▶ Material to process
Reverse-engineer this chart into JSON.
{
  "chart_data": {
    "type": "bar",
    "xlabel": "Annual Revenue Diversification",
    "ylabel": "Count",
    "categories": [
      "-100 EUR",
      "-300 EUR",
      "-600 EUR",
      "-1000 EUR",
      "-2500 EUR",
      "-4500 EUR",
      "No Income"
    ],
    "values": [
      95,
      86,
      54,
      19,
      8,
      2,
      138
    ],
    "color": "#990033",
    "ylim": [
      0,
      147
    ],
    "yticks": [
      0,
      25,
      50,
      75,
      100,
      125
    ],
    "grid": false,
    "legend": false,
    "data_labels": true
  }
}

▶ Task requirements
Make an exact copy of the data above.

▶ Problem solution
Reverse-engineer this chart into JSON.
{
  "chart_data": {
    "type": "bar",
    "xlabel": "Annual Revenue Diversification",
    "ylabel": "Count",
    "categories": [
      "-100 EUR",
      "-300 EUR",
      "-600 EUR",
      "-1000 EUR",
      "-2500 EUR",
      "-4500 EUR",
      "No Income"
    ],
    "values": [
      95,
      86,
      54,
      19,
      8,
      2,
      138
    ],
    "color": "#990033",
    "ylim": [
      0,
      147
    ],
    "yticks": [
      0,
      25,
      50,
      75,
      100,
      125
    ],
    "grid": false,
    "legend": false,
    "data_labels": true
  }
}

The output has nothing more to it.